TASK TO COMPLETE: Examine the entries below, count the lines holding the string "Children", and respond with the number only.

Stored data
——————————

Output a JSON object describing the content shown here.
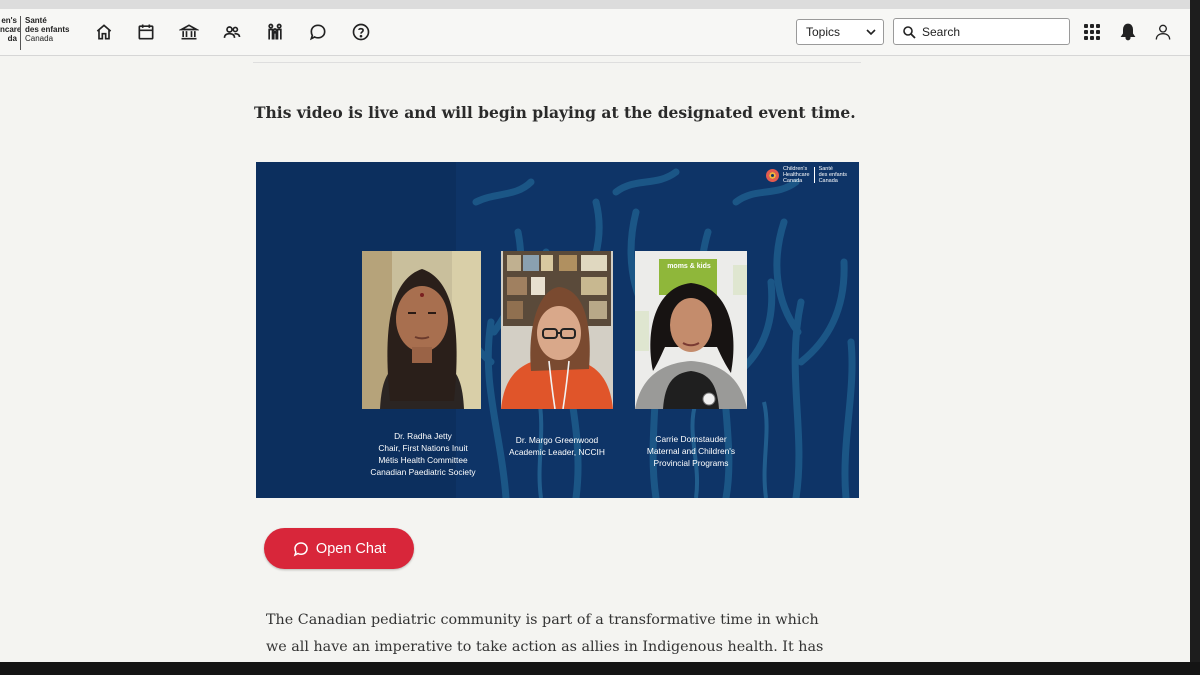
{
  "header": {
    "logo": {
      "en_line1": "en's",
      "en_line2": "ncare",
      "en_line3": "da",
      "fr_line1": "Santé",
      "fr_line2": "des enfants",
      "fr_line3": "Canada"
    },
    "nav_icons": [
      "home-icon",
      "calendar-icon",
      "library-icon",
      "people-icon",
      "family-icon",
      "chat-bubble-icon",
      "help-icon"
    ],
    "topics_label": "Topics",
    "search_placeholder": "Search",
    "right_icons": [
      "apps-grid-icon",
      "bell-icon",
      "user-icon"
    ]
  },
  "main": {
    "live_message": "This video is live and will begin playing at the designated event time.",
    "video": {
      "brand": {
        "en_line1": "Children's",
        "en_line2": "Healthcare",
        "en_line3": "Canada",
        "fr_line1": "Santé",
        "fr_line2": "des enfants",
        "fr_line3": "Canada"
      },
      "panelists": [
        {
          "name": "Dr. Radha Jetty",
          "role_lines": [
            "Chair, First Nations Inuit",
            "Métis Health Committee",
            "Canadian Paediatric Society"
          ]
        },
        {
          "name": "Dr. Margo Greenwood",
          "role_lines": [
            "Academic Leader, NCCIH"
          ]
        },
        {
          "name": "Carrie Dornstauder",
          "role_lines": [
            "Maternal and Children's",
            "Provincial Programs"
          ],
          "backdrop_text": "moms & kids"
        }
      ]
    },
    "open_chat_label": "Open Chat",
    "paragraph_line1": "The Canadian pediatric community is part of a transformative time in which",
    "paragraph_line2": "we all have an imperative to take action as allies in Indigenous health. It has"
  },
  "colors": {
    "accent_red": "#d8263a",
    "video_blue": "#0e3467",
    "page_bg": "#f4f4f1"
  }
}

——————————

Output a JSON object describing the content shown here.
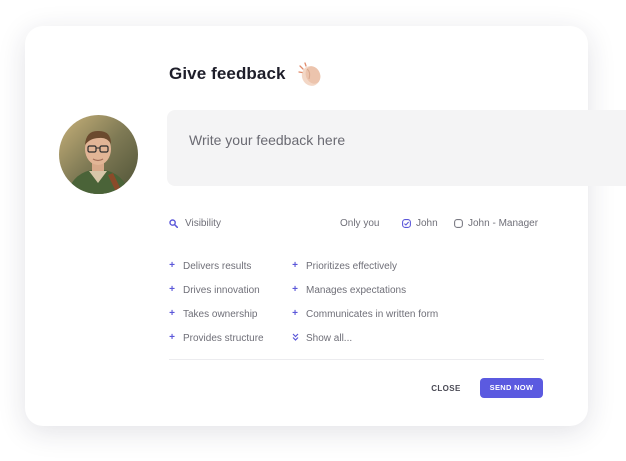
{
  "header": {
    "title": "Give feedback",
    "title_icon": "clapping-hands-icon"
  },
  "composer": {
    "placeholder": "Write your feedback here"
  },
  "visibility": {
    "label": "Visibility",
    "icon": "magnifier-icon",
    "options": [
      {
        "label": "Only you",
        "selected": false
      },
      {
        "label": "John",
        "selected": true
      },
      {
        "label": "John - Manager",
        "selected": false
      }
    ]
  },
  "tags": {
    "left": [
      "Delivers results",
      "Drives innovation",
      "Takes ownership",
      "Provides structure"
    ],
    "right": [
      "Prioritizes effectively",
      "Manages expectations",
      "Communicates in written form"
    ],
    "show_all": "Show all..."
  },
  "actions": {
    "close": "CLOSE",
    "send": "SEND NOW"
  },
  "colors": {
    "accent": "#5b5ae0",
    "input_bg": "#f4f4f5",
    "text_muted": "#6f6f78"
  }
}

——————————

COMPLETED EXERCISE: 2